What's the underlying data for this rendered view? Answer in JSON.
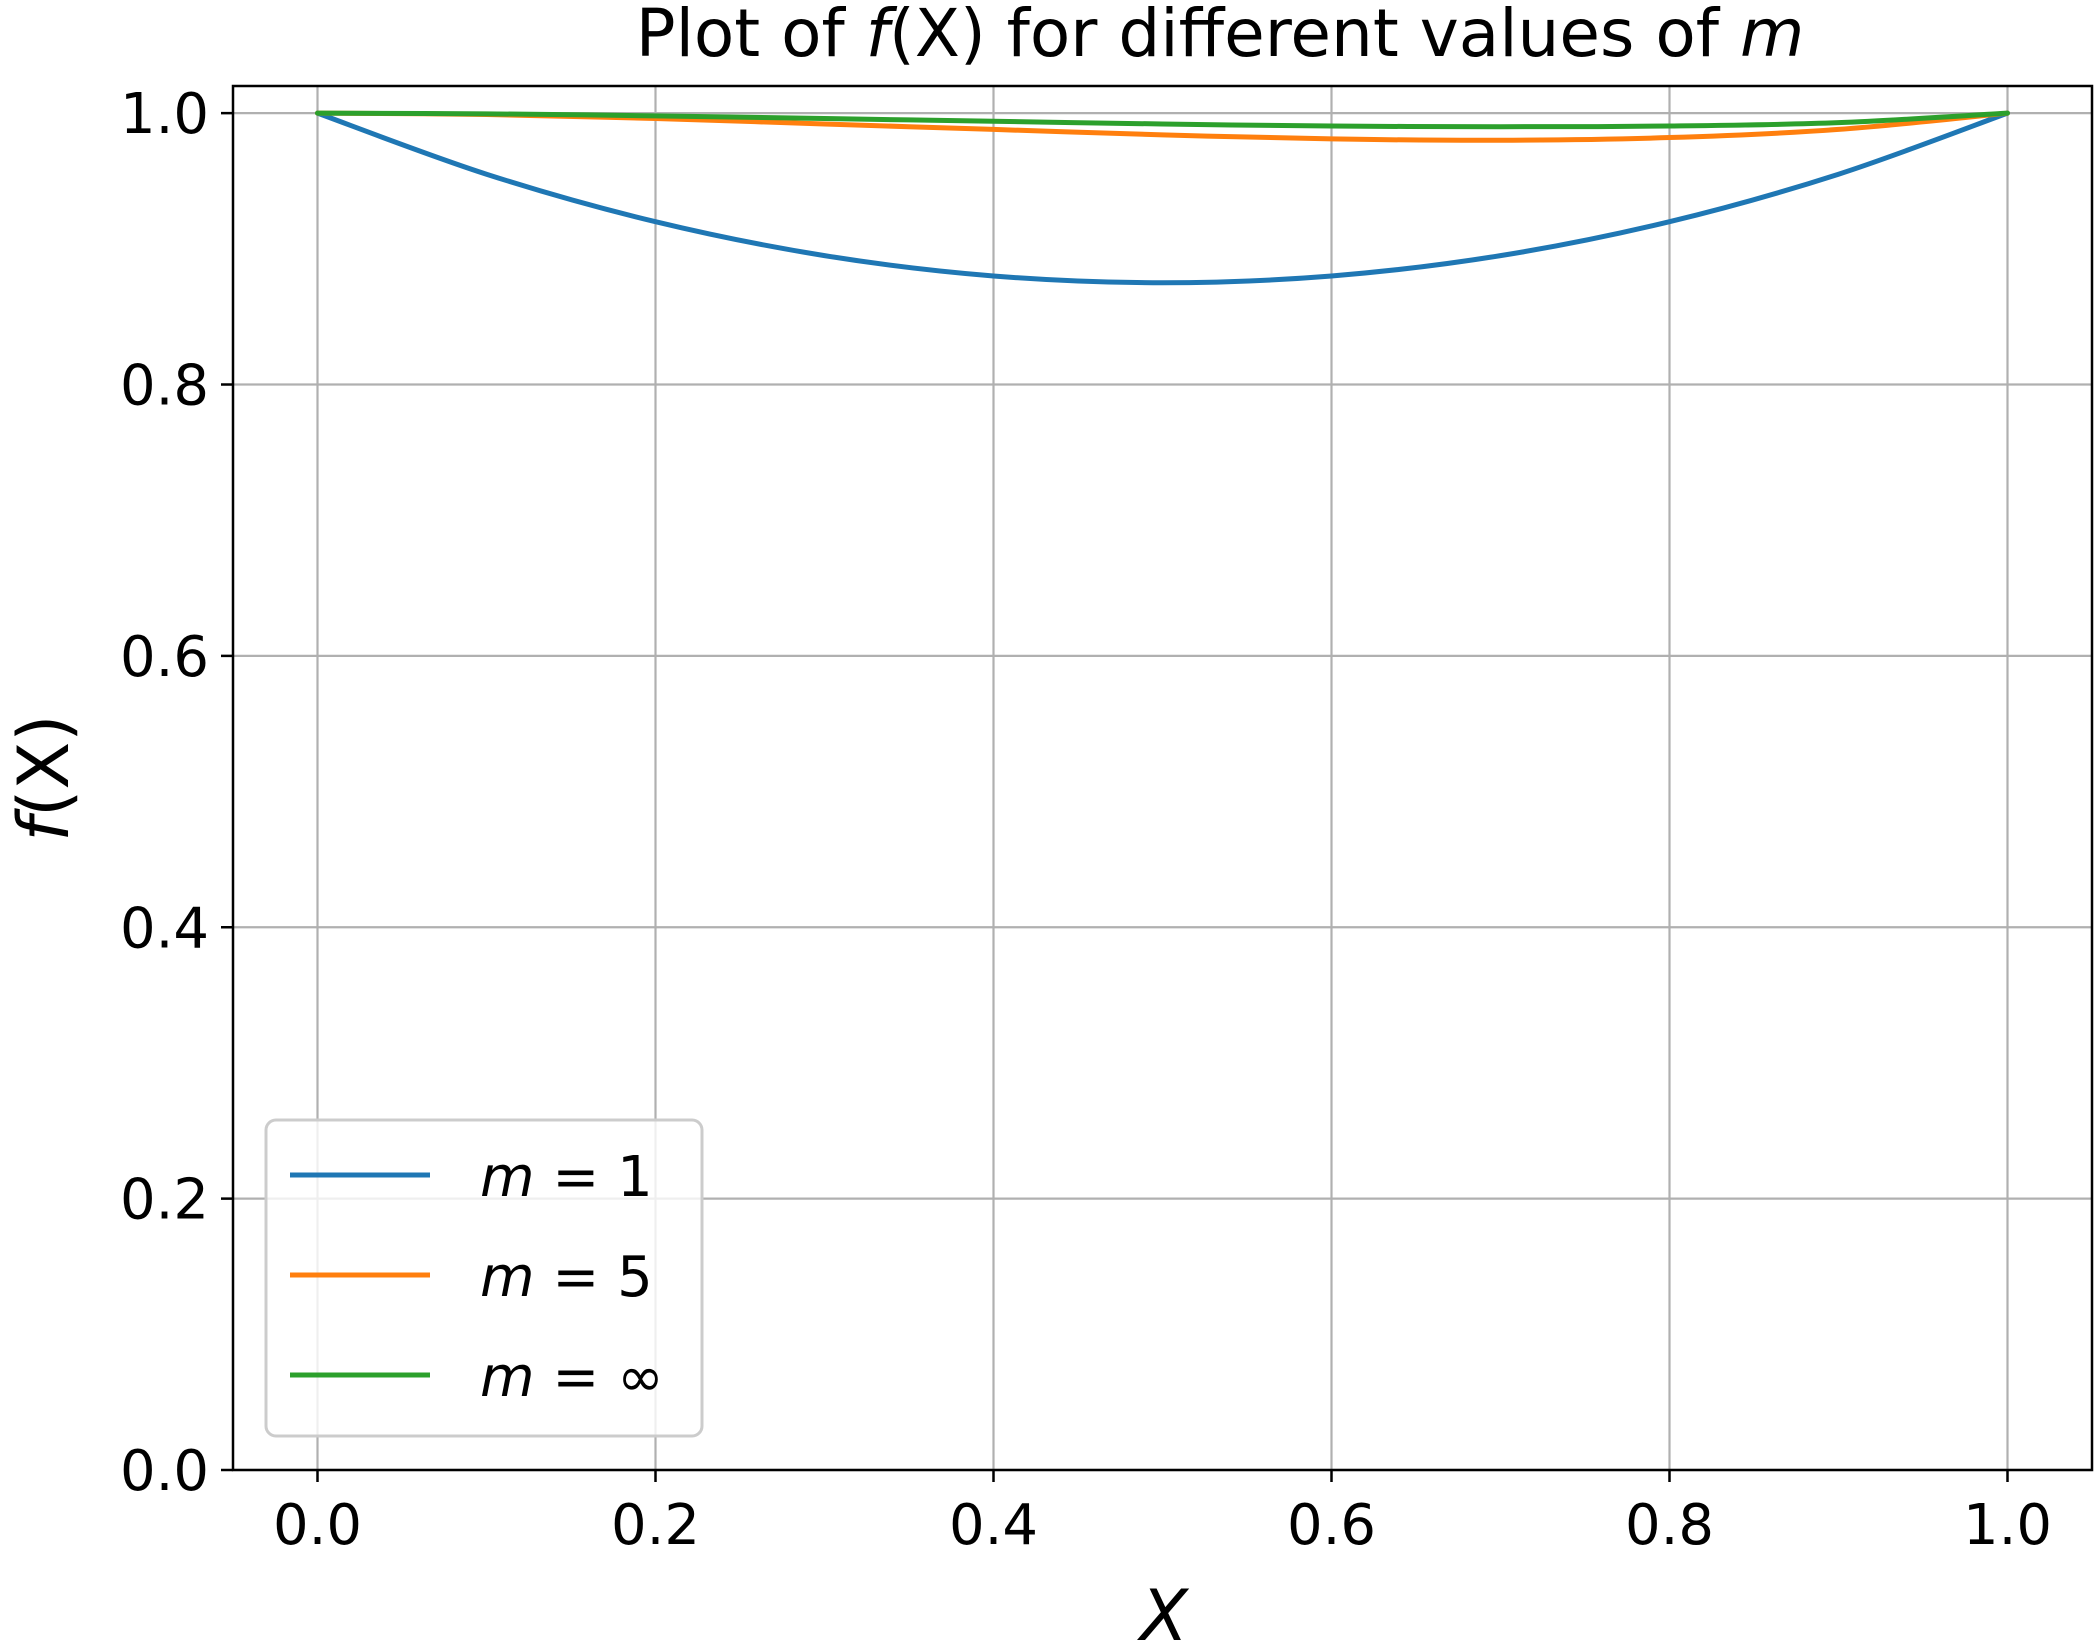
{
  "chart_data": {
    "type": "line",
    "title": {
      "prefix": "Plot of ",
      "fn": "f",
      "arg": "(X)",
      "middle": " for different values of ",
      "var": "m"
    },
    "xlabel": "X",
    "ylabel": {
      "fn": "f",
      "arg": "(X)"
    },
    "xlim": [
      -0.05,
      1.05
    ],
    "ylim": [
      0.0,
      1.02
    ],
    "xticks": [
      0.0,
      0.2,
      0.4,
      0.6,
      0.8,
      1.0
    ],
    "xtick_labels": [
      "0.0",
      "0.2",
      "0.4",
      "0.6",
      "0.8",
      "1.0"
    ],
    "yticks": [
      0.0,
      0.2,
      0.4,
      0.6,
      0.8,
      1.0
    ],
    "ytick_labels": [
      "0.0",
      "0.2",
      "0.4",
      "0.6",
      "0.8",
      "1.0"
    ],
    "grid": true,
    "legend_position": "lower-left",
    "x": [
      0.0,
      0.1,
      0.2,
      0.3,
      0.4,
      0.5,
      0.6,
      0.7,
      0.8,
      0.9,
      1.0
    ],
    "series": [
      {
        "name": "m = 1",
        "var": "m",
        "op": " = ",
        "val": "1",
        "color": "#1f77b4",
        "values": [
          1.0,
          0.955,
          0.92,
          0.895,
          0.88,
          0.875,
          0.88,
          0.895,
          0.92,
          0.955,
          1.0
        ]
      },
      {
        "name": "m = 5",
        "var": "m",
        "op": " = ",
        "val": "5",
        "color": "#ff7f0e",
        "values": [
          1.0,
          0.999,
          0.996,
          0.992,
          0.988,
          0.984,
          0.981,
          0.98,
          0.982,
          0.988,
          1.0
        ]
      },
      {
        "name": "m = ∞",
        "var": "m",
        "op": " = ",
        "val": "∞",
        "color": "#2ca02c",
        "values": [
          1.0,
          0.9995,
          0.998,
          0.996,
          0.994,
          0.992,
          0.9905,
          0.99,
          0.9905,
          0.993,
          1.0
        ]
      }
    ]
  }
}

..........

Within the listing above, copy each line that has the string "color".

        "color": "#1f77b4",
        "color": "#ff7f0e",
        "color": "#2ca02c",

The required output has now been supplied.